§ **WRITTEN REQUEST**:
What follows are records. Restate all of them word for word.

═══ GIVEN DATA

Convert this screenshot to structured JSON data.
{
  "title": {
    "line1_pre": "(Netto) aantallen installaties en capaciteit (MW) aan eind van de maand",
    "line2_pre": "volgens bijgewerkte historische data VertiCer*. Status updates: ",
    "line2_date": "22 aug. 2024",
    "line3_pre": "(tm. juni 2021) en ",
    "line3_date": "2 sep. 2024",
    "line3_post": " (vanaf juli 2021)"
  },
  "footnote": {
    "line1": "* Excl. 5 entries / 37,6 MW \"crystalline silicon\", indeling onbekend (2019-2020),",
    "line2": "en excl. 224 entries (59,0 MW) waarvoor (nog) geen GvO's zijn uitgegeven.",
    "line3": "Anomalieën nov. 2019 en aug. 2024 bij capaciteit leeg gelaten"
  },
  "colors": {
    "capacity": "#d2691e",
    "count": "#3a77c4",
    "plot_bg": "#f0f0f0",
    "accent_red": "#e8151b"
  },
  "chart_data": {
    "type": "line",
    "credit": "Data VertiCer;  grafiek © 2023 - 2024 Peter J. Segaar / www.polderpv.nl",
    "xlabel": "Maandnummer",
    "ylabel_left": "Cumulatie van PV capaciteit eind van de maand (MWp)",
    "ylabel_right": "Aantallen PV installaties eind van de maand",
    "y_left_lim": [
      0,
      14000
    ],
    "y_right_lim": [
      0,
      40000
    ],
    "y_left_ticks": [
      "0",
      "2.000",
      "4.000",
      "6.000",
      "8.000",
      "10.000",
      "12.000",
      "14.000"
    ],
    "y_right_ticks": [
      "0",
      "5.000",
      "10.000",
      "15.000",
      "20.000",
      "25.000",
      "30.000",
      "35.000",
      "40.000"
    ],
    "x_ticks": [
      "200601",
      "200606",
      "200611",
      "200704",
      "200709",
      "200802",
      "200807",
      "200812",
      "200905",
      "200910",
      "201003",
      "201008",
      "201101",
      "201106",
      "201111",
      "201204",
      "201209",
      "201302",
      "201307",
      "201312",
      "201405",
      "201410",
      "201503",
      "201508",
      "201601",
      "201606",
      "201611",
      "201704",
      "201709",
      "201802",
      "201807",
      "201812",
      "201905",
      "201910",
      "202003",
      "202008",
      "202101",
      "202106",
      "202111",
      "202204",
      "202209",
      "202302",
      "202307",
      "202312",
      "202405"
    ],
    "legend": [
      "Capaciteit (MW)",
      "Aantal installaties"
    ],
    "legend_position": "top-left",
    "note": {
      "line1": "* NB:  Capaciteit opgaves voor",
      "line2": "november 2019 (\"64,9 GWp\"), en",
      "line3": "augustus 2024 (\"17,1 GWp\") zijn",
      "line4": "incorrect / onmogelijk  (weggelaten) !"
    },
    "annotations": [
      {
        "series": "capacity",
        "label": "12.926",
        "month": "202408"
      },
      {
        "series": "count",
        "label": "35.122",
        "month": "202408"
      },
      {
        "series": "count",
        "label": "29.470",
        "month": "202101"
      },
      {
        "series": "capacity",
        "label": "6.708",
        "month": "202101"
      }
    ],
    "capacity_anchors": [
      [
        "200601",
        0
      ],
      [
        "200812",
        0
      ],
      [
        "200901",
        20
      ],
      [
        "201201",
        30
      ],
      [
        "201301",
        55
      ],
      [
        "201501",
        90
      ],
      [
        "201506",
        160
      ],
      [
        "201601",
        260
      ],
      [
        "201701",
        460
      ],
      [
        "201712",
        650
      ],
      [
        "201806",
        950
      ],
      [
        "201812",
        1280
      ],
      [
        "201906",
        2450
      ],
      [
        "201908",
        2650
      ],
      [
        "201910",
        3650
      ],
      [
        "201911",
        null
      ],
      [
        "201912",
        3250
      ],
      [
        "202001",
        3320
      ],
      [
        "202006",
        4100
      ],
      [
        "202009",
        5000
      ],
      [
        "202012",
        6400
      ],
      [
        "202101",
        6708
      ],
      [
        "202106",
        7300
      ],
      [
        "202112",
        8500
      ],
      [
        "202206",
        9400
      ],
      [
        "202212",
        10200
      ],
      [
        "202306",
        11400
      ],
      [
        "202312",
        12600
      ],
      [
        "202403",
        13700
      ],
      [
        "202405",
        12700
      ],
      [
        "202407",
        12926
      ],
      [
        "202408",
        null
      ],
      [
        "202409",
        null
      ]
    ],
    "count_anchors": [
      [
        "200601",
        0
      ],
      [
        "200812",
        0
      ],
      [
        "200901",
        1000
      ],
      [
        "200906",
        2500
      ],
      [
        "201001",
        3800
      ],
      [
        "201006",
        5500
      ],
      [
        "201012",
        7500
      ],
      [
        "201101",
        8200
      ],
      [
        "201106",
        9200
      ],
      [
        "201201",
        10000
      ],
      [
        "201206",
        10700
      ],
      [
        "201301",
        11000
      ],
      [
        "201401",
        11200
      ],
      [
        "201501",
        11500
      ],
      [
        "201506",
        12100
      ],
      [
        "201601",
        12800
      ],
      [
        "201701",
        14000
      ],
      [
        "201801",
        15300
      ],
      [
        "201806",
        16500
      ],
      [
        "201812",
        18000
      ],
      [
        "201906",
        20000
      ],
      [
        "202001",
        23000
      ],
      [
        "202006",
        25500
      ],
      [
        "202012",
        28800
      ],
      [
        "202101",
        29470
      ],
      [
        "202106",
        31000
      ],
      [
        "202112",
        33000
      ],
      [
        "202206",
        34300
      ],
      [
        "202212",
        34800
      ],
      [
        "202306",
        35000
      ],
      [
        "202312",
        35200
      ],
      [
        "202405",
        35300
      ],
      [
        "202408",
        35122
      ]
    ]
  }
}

══════

§ **RESULT**:
Convert this screenshot to structured JSON data.
{
  "title": {
    "line1_pre": "(Netto) aantallen installaties en capaciteit (MW) aan eind van de maand",
    "line2_pre": "volgens bijgewerkte historische data VertiCer*. Status updates: ",
    "line2_date": "22 aug. 2024",
    "line3_pre": "(tm. juni 2021) en ",
    "line3_date": "2 sep. 2024",
    "line3_post": " (vanaf juli 2021)"
  },
  "footnote": {
    "line1": "* Excl. 5 entries / 37,6 MW \"crystalline silicon\", indeling onbekend (2019-2020),",
    "line2": "en excl. 224 entries (59,0 MW) waarvoor (nog) geen GvO's zijn uitgegeven.",
    "line3": "Anomalieën nov. 2019 en aug. 2024 bij capaciteit leeg gelaten"
  },
  "colors": {
    "capacity": "#d2691e",
    "count": "#3a77c4",
    "plot_bg": "#f0f0f0",
    "accent_red": "#e8151b"
  },
  "chart_data": {
    "type": "line",
    "credit": "Data VertiCer;  grafiek © 2023 - 2024 Peter J. Segaar / www.polderpv.nl",
    "xlabel": "Maandnummer",
    "ylabel_left": "Cumulatie van PV capaciteit eind van de maand (MWp)",
    "ylabel_right": "Aantallen PV installaties eind van de maand",
    "y_left_lim": [
      0,
      14000
    ],
    "y_right_lim": [
      0,
      40000
    ],
    "y_left_ticks": [
      "0",
      "2.000",
      "4.000",
      "6.000",
      "8.000",
      "10.000",
      "12.000",
      "14.000"
    ],
    "y_right_ticks": [
      "0",
      "5.000",
      "10.000",
      "15.000",
      "20.000",
      "25.000",
      "30.000",
      "35.000",
      "40.000"
    ],
    "x_ticks": [
      "200601",
      "200606",
      "200611",
      "200704",
      "200709",
      "200802",
      "200807",
      "200812",
      "200905",
      "200910",
      "201003",
      "201008",
      "201101",
      "201106",
      "201111",
      "201204",
      "201209",
      "201302",
      "201307",
      "201312",
      "201405",
      "201410",
      "201503",
      "201508",
      "201601",
      "201606",
      "201611",
      "201704",
      "201709",
      "201802",
      "201807",
      "201812",
      "201905",
      "201910",
      "202003",
      "202008",
      "202101",
      "202106",
      "202111",
      "202204",
      "202209",
      "202302",
      "202307",
      "202312",
      "202405"
    ],
    "legend": [
      "Capaciteit (MW)",
      "Aantal installaties"
    ],
    "legend_position": "top-left",
    "note": {
      "line1": "* NB:  Capaciteit opgaves voor",
      "line2": "november 2019 (\"64,9 GWp\"), en",
      "line3": "augustus 2024 (\"17,1 GWp\") zijn",
      "line4": "incorrect / onmogelijk  (weggelaten) !"
    },
    "annotations": [
      {
        "series": "capacity",
        "label": "12.926",
        "month": "202408"
      },
      {
        "series": "count",
        "label": "35.122",
        "month": "202408"
      },
      {
        "series": "count",
        "label": "29.470",
        "month": "202101"
      },
      {
        "series": "capacity",
        "label": "6.708",
        "month": "202101"
      }
    ],
    "capacity_anchors": [
      [
        "200601",
        0
      ],
      [
        "200812",
        0
      ],
      [
        "200901",
        20
      ],
      [
        "201201",
        30
      ],
      [
        "201301",
        55
      ],
      [
        "201501",
        90
      ],
      [
        "201506",
        160
      ],
      [
        "201601",
        260
      ],
      [
        "201701",
        460
      ],
      [
        "201712",
        650
      ],
      [
        "201806",
        950
      ],
      [
        "201812",
        1280
      ],
      [
        "201906",
        2450
      ],
      [
        "201908",
        2650
      ],
      [
        "201910",
        3650
      ],
      [
        "201911",
        null
      ],
      [
        "201912",
        3250
      ],
      [
        "202001",
        3320
      ],
      [
        "202006",
        4100
      ],
      [
        "202009",
        5000
      ],
      [
        "202012",
        6400
      ],
      [
        "202101",
        6708
      ],
      [
        "202106",
        7300
      ],
      [
        "202112",
        8500
      ],
      [
        "202206",
        9400
      ],
      [
        "202212",
        10200
      ],
      [
        "202306",
        11400
      ],
      [
        "202312",
        12600
      ],
      [
        "202403",
        13700
      ],
      [
        "202405",
        12700
      ],
      [
        "202407",
        12926
      ],
      [
        "202408",
        null
      ],
      [
        "202409",
        null
      ]
    ],
    "count_anchors": [
      [
        "200601",
        0
      ],
      [
        "200812",
        0
      ],
      [
        "200901",
        1000
      ],
      [
        "200906",
        2500
      ],
      [
        "201001",
        3800
      ],
      [
        "201006",
        5500
      ],
      [
        "201012",
        7500
      ],
      [
        "201101",
        8200
      ],
      [
        "201106",
        9200
      ],
      [
        "201201",
        10000
      ],
      [
        "201206",
        10700
      ],
      [
        "201301",
        11000
      ],
      [
        "201401",
        11200
      ],
      [
        "201501",
        11500
      ],
      [
        "201506",
        12100
      ],
      [
        "201601",
        12800
      ],
      [
        "201701",
        14000
      ],
      [
        "201801",
        15300
      ],
      [
        "201806",
        16500
      ],
      [
        "201812",
        18000
      ],
      [
        "201906",
        20000
      ],
      [
        "202001",
        23000
      ],
      [
        "202006",
        25500
      ],
      [
        "202012",
        28800
      ],
      [
        "202101",
        29470
      ],
      [
        "202106",
        31000
      ],
      [
        "202112",
        33000
      ],
      [
        "202206",
        34300
      ],
      [
        "202212",
        34800
      ],
      [
        "202306",
        35000
      ],
      [
        "202312",
        35200
      ],
      [
        "202405",
        35300
      ],
      [
        "202408",
        35122
      ]
    ]
  }
}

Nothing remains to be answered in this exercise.